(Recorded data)
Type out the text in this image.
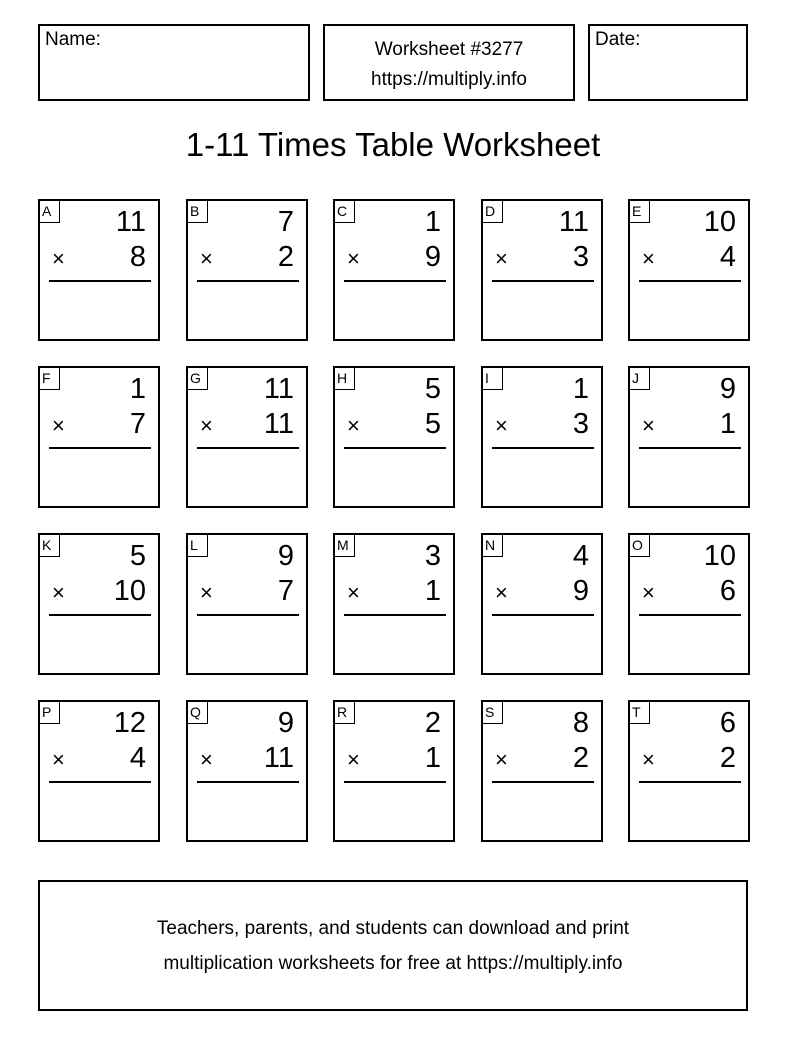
Name:	Worksheet #3277
https://multiply.info
Date:
1-11 Times Table Worksheet
A 11
× 8
B	7
× 2
C	1
× 9
D 11
× 3
E 10
× 4
F	1
× 7
G 11
× 11
H	5
× 5
I	1
× 3
J	9
× 1
K	5
× 10
L	9
× 7
M	3
× 1
N	4
× 9
O 10
× 6
P 12
× 4
Q	9
× 11
R	2
× 1
S	8
× 2
T	6
× 2
Teachers, parents, and students can download and print
multiplication worksheets for free at https://multiply.info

## Problem to work on
Show, from the material above, each line that includes the string "multiply".

## Task response
https://multiply.info
multiplication worksheets for free at https://multiply.info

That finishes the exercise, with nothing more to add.